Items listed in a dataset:

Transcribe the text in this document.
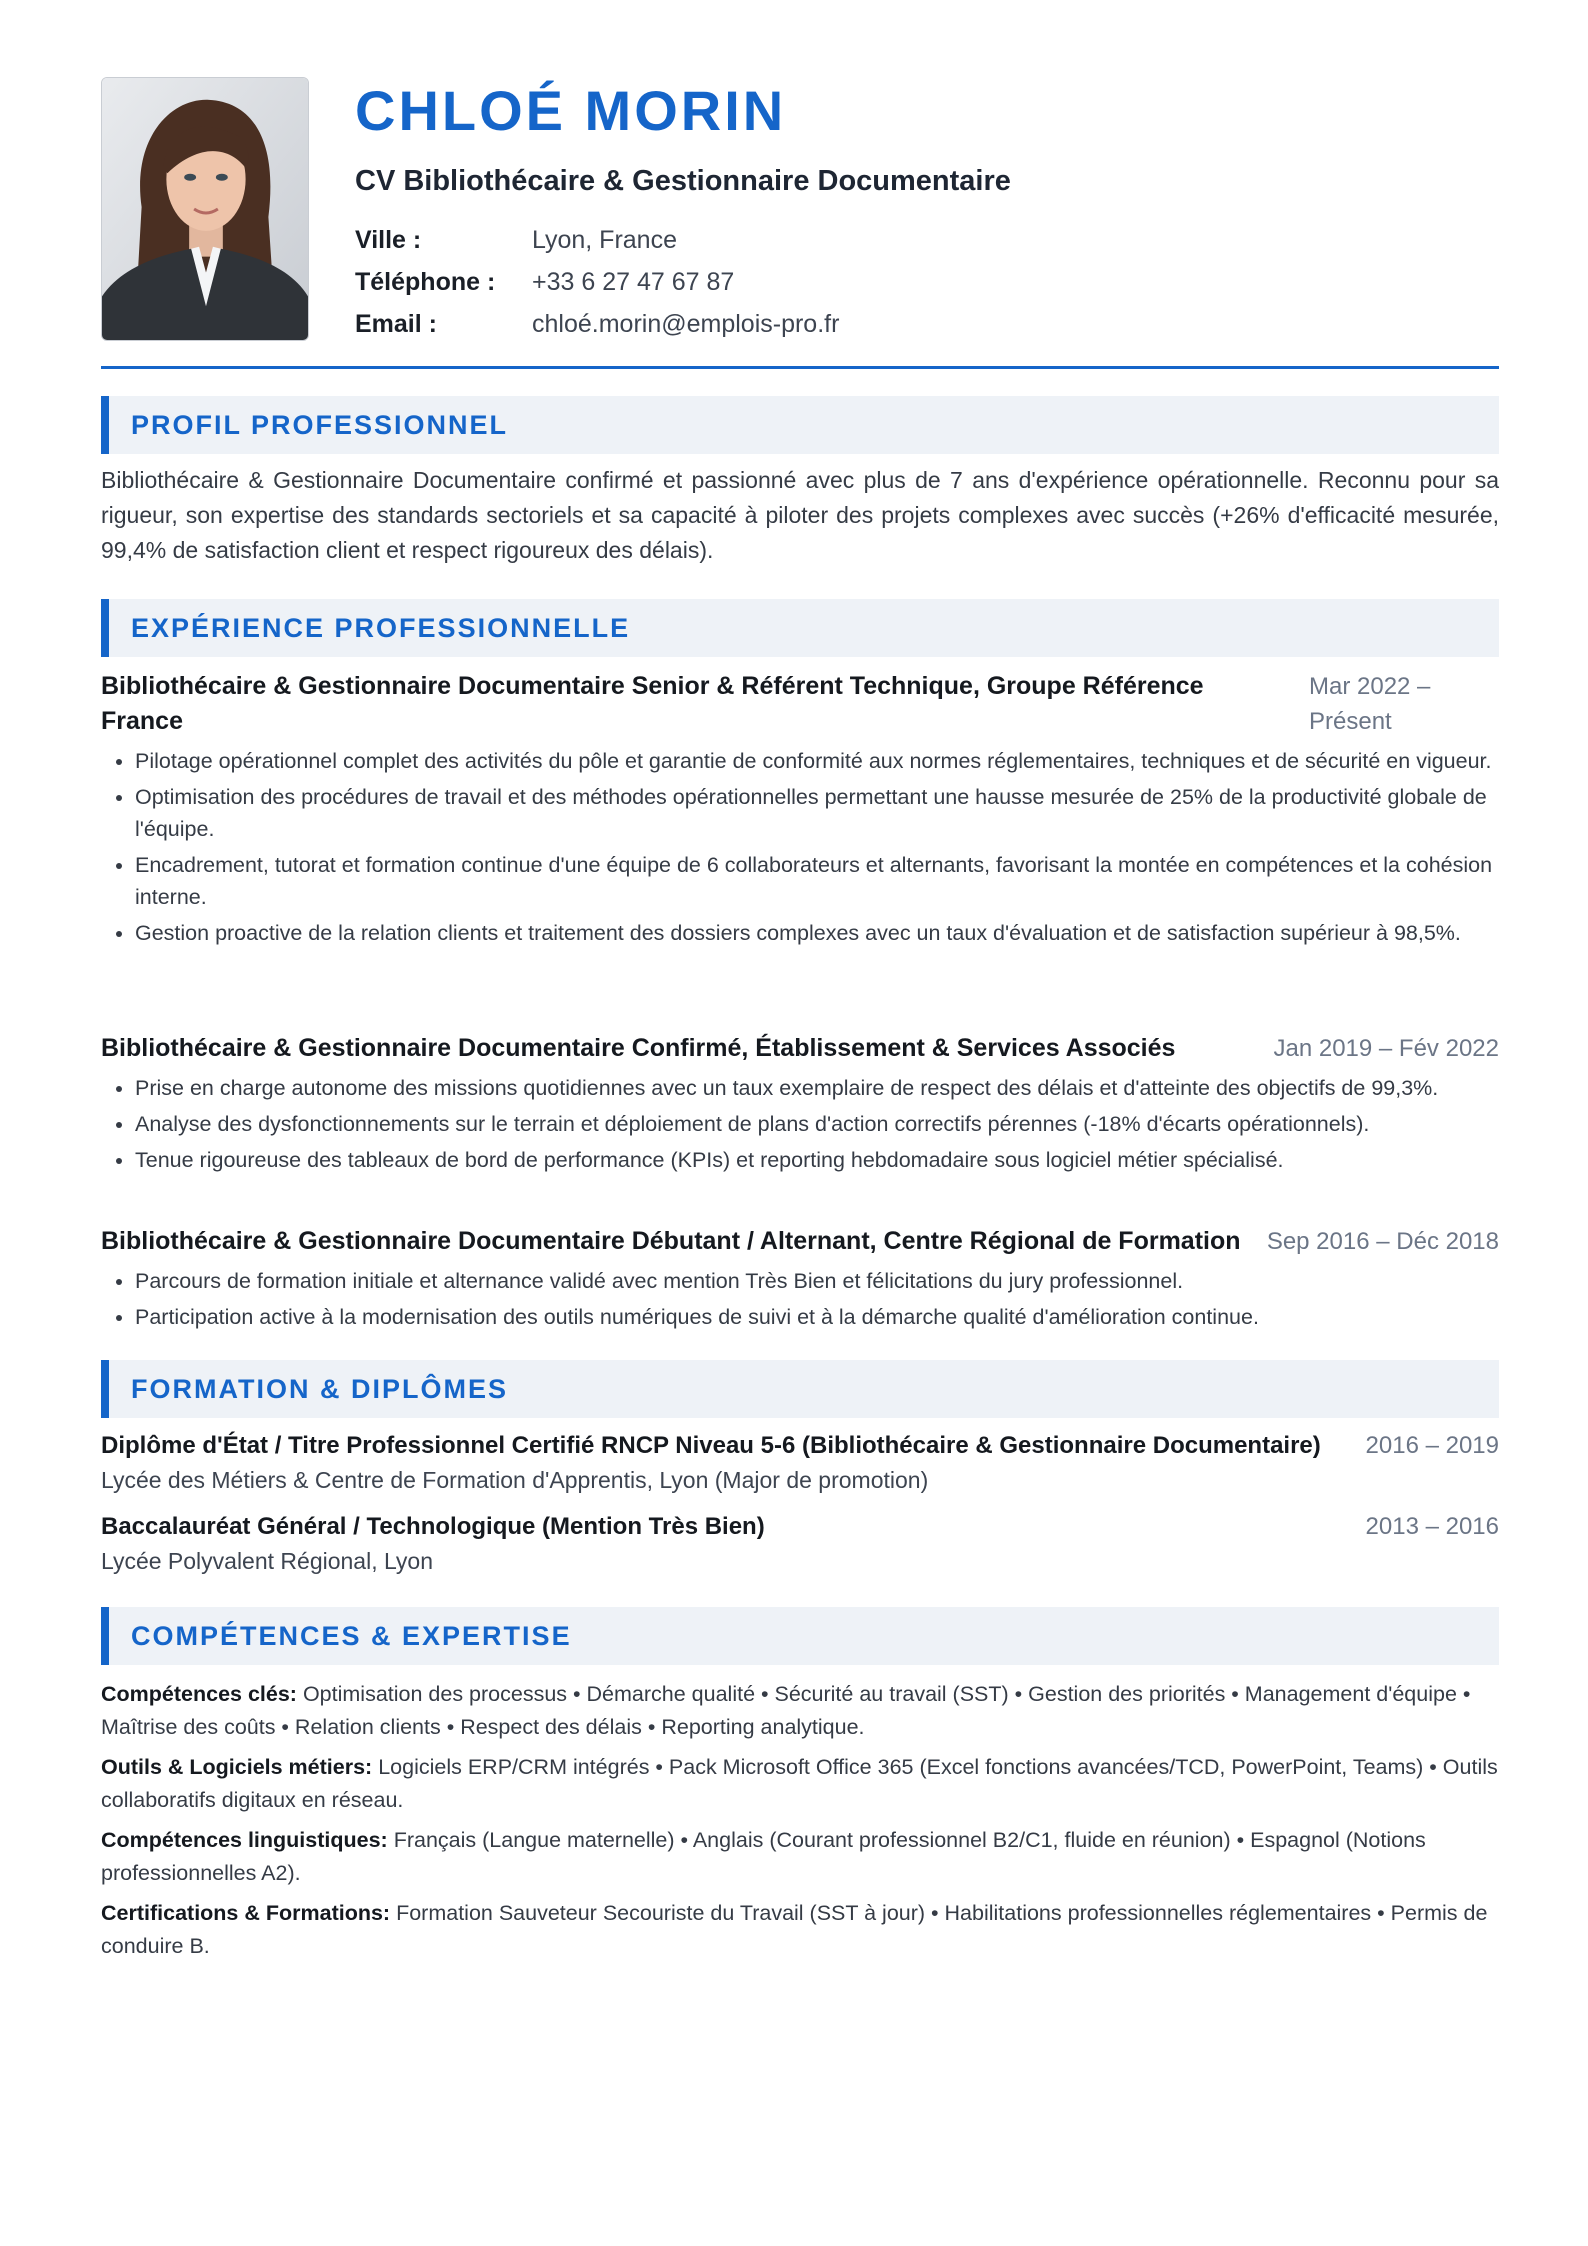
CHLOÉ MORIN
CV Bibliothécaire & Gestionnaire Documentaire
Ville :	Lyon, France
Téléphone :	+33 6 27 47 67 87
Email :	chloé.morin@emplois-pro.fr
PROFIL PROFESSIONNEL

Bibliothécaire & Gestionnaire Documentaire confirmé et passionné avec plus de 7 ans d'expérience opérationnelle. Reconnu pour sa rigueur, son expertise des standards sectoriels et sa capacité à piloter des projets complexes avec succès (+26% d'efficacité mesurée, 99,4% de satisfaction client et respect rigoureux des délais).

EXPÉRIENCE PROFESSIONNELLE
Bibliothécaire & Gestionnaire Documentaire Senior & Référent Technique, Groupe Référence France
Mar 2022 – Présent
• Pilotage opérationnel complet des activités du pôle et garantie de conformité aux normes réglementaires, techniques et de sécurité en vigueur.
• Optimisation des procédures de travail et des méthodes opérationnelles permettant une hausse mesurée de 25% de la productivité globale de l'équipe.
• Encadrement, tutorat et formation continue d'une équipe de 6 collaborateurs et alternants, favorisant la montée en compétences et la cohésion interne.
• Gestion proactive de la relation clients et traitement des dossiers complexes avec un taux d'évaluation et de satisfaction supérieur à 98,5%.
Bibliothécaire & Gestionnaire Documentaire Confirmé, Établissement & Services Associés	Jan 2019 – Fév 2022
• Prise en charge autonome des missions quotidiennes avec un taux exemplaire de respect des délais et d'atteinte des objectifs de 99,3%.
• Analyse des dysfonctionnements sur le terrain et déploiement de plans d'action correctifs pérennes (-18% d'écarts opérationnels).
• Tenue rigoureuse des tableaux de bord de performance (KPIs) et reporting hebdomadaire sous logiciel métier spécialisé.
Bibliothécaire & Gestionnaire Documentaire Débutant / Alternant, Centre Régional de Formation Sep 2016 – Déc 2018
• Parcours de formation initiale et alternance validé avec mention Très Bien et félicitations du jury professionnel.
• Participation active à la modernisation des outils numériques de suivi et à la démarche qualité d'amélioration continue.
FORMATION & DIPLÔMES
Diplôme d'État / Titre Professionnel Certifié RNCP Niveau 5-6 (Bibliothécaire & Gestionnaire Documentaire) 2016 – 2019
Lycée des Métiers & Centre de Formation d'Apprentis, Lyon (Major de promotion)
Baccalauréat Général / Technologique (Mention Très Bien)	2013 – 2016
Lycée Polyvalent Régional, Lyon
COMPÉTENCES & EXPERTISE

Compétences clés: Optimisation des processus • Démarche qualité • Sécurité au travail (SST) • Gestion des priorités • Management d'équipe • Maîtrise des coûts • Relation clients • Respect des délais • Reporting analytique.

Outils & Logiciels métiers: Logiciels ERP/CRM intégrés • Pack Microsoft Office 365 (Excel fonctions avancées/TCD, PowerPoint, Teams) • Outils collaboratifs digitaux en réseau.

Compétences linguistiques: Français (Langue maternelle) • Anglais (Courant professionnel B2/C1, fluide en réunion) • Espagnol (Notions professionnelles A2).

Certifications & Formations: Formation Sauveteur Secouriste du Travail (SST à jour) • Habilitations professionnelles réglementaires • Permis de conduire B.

## The task
Where a line in the material contains "Centre", copy that line.

## Full answer
Bibliothécaire & Gestionnaire Documentaire Débutant / Alternant, Centre Régional de Formation Sep 2016 – Déc 2018
Lycée des Métiers & Centre de Formation d'Apprentis, Lyon (Major de promotion)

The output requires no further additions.